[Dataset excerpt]

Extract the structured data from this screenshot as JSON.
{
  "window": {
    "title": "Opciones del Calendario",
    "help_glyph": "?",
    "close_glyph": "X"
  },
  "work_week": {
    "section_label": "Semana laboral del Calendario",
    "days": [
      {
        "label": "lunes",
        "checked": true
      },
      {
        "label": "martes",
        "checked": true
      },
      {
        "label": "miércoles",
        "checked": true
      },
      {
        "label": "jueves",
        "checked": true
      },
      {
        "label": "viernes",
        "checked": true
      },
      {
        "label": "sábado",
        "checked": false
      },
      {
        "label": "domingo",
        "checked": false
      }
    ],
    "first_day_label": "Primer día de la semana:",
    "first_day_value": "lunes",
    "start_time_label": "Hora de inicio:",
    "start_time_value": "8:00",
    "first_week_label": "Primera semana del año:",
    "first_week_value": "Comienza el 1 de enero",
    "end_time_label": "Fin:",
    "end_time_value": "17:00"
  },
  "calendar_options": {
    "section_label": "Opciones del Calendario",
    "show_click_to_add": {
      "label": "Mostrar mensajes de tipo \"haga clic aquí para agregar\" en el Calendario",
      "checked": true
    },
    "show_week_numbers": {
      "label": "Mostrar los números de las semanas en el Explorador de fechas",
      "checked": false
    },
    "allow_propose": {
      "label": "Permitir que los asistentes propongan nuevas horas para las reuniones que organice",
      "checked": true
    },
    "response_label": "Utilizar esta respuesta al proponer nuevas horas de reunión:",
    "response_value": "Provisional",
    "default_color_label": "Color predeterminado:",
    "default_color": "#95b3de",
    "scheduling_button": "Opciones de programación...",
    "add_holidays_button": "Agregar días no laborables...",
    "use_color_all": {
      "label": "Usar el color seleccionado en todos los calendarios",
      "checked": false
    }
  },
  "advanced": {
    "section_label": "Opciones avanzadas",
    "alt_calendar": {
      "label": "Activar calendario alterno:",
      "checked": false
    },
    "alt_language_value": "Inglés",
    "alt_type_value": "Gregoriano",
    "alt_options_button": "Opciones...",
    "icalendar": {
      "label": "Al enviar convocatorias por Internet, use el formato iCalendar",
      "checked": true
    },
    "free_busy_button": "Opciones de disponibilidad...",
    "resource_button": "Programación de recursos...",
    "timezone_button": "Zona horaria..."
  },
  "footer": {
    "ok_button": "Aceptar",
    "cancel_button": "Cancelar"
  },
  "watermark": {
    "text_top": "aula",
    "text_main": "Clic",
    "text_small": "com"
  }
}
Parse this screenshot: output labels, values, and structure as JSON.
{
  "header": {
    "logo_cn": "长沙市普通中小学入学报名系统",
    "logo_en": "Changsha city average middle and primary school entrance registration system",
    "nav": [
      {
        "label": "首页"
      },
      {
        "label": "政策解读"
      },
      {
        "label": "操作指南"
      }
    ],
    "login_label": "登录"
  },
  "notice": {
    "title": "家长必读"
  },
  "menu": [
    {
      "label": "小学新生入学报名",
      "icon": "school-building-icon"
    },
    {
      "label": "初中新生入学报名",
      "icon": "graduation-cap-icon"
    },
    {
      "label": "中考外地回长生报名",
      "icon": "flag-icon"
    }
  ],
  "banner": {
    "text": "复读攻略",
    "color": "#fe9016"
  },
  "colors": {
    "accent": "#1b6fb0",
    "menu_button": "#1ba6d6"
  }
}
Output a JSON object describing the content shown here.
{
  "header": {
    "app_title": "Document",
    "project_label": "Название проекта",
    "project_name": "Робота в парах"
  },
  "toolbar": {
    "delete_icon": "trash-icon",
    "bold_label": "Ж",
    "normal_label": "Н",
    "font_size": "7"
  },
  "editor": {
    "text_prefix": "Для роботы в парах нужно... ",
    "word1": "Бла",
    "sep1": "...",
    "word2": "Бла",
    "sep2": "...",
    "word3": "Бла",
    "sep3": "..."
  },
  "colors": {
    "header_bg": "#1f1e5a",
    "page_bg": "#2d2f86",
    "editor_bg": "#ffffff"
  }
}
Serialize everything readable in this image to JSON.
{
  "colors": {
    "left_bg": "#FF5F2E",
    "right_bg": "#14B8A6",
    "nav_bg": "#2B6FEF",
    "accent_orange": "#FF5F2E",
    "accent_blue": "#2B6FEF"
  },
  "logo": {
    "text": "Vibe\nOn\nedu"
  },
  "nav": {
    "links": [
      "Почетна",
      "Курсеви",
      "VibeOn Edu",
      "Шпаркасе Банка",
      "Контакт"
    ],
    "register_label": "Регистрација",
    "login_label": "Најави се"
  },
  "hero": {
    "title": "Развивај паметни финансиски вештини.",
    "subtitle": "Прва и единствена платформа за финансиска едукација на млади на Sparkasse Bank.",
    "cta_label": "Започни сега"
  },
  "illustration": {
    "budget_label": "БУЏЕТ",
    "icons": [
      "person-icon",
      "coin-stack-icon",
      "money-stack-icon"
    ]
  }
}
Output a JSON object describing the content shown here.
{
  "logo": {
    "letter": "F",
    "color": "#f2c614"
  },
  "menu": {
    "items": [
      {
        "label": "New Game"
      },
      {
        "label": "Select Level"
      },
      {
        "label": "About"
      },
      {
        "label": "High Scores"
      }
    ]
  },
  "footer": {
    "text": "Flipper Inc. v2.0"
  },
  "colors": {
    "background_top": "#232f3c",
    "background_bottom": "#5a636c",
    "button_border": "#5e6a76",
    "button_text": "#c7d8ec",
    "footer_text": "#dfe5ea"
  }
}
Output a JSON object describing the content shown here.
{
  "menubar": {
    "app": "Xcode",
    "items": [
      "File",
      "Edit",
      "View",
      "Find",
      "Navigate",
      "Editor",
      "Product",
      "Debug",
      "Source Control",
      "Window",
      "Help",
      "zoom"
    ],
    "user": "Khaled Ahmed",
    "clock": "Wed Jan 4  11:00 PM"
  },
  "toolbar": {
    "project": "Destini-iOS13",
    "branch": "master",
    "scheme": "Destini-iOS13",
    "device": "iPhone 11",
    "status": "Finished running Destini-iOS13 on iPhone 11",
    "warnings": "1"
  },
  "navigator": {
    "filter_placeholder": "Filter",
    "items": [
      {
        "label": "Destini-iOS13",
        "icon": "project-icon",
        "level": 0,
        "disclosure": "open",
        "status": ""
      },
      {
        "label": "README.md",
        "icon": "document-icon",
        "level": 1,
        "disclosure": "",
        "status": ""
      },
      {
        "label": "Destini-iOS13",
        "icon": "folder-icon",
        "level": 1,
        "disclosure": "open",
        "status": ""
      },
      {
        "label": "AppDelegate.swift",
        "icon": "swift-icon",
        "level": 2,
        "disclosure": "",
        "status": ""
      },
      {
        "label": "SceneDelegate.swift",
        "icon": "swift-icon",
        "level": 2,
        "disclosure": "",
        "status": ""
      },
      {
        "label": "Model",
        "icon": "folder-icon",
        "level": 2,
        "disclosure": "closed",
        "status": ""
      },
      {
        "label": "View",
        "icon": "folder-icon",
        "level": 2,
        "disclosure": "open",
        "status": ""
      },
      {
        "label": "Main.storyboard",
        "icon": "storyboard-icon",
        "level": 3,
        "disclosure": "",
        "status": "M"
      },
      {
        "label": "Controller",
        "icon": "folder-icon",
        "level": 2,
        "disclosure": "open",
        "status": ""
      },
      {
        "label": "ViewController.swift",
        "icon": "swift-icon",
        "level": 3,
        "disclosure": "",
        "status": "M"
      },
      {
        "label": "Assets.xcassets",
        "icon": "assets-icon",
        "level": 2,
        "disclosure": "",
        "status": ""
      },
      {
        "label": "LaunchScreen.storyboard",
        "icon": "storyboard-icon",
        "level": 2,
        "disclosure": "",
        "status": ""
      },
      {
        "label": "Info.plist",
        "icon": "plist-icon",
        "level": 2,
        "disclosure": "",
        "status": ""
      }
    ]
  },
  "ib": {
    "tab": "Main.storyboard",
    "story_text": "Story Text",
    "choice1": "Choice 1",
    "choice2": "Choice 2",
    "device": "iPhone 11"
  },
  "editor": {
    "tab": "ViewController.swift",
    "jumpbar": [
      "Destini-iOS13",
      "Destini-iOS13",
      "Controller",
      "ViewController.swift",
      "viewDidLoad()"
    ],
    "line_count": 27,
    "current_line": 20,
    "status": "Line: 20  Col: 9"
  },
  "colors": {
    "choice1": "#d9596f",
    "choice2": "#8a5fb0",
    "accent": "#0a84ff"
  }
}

- [TO DO]
Copy each line of the listing in which the word "swift" can be found.

- [TASK RESULT]
        "label": "AppDelegate.swift",
        "icon": "swift-icon",
        "label": "SceneDelegate.swift",
        "icon": "swift-icon",
        "label": "ViewController.swift",
        "icon": "swift-icon",
    "tab": "ViewController.swift",
      "ViewController.swift",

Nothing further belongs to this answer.